DATASET RECORDS:
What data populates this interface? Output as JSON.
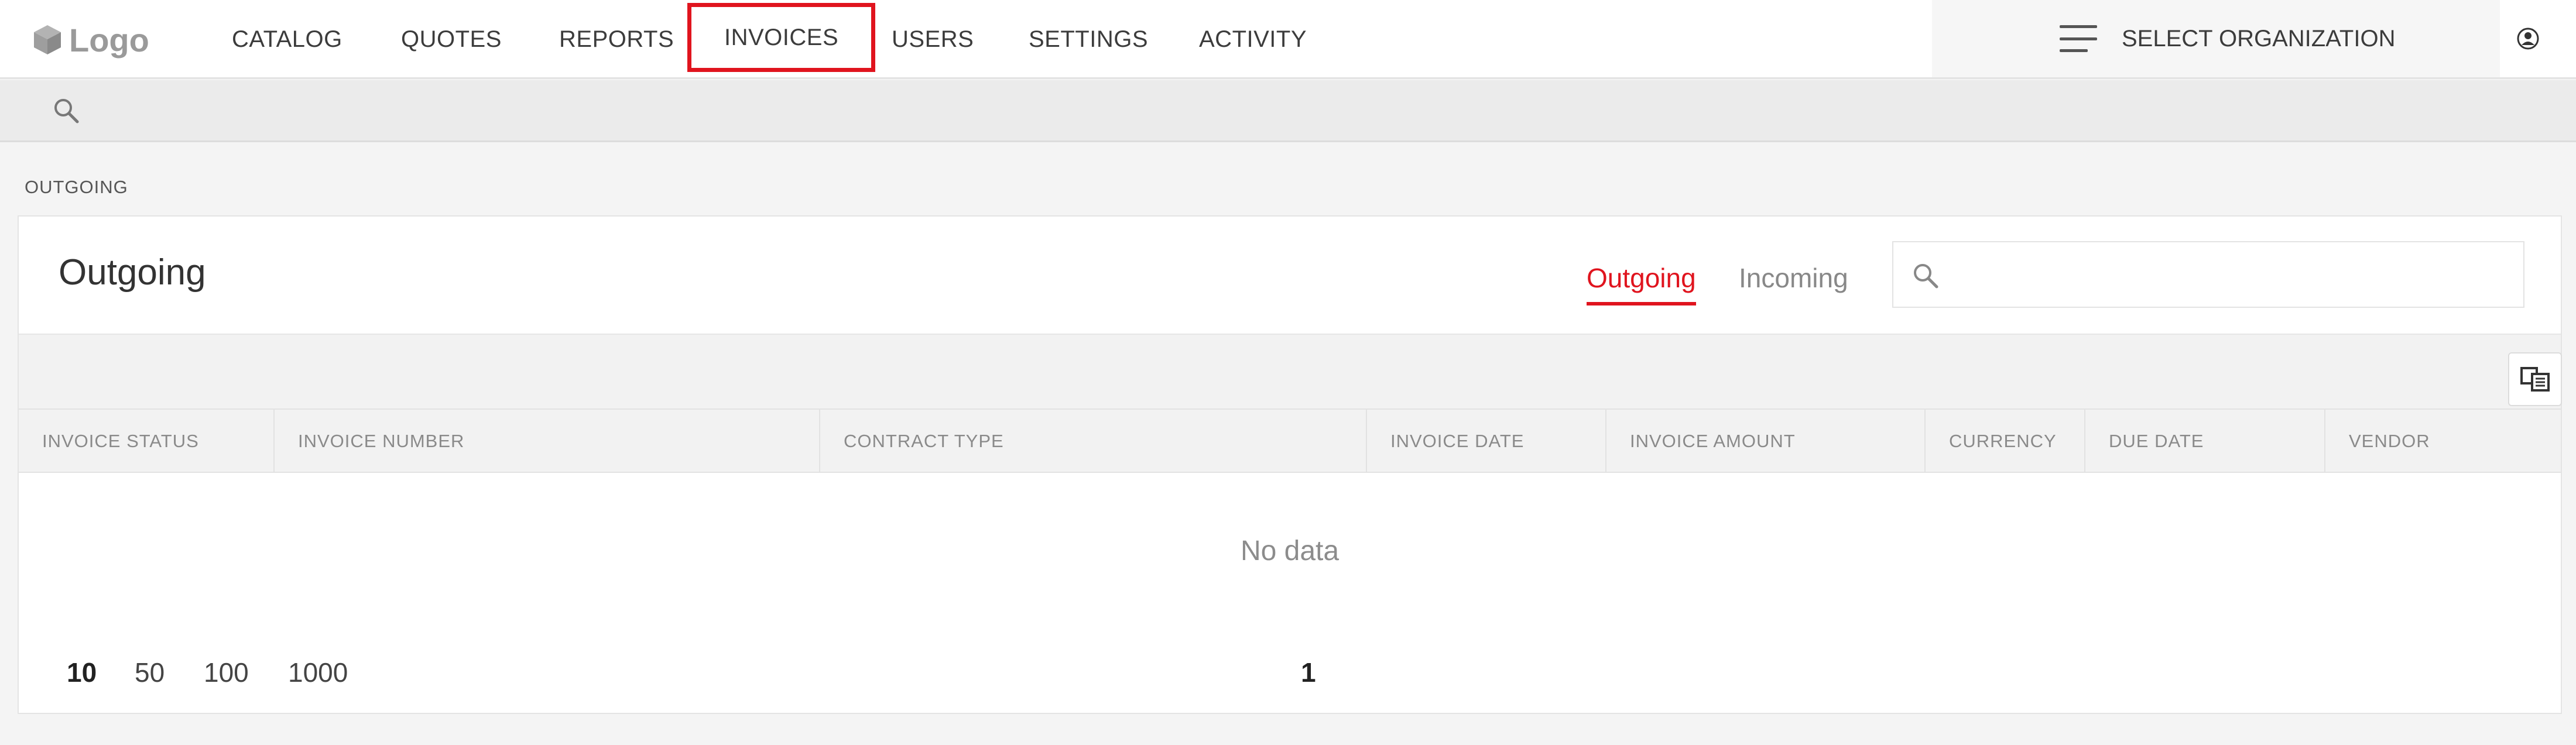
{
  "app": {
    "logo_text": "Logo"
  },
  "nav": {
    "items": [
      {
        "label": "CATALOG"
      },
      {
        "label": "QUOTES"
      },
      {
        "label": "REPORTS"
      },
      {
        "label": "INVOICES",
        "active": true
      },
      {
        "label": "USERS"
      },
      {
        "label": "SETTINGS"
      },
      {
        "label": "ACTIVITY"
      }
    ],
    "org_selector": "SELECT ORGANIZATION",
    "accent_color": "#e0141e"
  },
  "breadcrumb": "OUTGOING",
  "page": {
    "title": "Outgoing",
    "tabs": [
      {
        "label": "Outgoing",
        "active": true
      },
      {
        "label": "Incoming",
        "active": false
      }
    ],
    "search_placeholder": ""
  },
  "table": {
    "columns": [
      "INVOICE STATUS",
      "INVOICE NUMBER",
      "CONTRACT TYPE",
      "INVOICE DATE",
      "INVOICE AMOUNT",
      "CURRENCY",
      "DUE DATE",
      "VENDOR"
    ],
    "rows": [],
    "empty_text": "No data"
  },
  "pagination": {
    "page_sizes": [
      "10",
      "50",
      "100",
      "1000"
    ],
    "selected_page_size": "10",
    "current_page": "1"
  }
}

---

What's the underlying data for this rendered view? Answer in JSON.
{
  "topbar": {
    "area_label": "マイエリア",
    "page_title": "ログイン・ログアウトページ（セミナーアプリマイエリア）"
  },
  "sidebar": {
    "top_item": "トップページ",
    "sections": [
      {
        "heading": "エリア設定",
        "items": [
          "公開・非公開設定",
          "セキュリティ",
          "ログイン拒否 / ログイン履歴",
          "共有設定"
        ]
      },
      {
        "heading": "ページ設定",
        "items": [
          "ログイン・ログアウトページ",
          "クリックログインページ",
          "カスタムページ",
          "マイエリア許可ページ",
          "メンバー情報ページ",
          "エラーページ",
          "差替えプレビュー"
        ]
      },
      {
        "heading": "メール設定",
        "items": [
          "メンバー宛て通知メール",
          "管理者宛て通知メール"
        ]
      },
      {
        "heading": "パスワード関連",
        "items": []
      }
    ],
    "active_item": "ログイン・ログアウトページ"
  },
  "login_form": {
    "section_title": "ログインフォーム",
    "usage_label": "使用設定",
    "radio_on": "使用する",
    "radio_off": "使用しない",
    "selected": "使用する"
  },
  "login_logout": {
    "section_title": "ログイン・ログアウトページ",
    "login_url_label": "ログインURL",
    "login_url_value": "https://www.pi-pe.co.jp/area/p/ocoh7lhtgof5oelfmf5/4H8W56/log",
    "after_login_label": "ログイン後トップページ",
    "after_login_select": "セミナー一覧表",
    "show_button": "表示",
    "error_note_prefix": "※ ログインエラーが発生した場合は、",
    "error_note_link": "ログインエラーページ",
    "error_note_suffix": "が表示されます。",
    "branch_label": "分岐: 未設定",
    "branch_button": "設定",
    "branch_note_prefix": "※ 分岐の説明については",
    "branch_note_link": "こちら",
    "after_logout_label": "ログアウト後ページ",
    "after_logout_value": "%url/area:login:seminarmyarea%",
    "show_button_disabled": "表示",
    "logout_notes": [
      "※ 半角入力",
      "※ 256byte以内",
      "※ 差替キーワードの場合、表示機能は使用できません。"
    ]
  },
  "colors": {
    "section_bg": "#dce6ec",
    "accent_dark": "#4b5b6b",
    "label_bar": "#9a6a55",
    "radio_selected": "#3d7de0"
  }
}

STATED TASK: What is the number of lines in the records that contain the string "this"? Give only that number.

FINISHED TASK: 2